WHAT YOU NEED TO DO: Find each line in the following listing that has the string "WBMR", then state the count and nothing else.

[Data records]
==*==

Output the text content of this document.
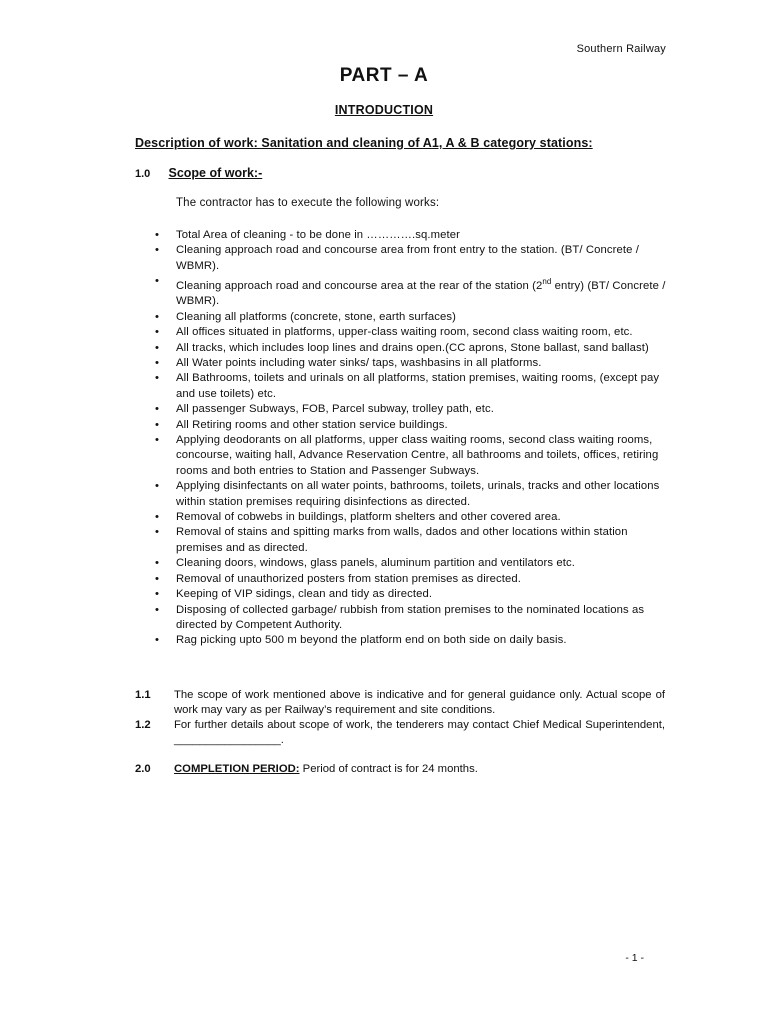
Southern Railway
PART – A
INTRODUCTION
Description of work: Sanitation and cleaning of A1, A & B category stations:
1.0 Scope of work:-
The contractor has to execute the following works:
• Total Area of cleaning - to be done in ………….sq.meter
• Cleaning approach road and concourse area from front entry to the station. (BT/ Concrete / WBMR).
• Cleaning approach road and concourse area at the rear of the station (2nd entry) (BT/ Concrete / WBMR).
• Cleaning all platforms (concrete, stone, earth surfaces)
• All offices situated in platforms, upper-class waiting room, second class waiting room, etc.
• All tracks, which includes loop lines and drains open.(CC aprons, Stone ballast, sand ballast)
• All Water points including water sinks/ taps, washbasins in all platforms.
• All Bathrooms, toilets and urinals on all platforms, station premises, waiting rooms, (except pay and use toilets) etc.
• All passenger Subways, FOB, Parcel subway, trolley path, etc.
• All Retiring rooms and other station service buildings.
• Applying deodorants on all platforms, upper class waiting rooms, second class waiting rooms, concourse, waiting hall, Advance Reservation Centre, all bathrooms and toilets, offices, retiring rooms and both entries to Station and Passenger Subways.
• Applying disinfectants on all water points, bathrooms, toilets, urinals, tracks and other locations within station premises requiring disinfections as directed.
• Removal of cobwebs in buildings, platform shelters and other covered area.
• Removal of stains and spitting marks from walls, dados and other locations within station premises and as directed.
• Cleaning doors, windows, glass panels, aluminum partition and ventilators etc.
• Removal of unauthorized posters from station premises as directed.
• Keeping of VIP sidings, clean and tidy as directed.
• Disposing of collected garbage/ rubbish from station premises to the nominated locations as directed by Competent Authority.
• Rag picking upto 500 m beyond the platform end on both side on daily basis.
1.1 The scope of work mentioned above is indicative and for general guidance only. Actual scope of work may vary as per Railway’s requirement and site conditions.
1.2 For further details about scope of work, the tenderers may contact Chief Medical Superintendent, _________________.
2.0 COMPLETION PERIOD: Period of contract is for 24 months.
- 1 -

==*==

ANSWER TO THIS EXERCISE: 2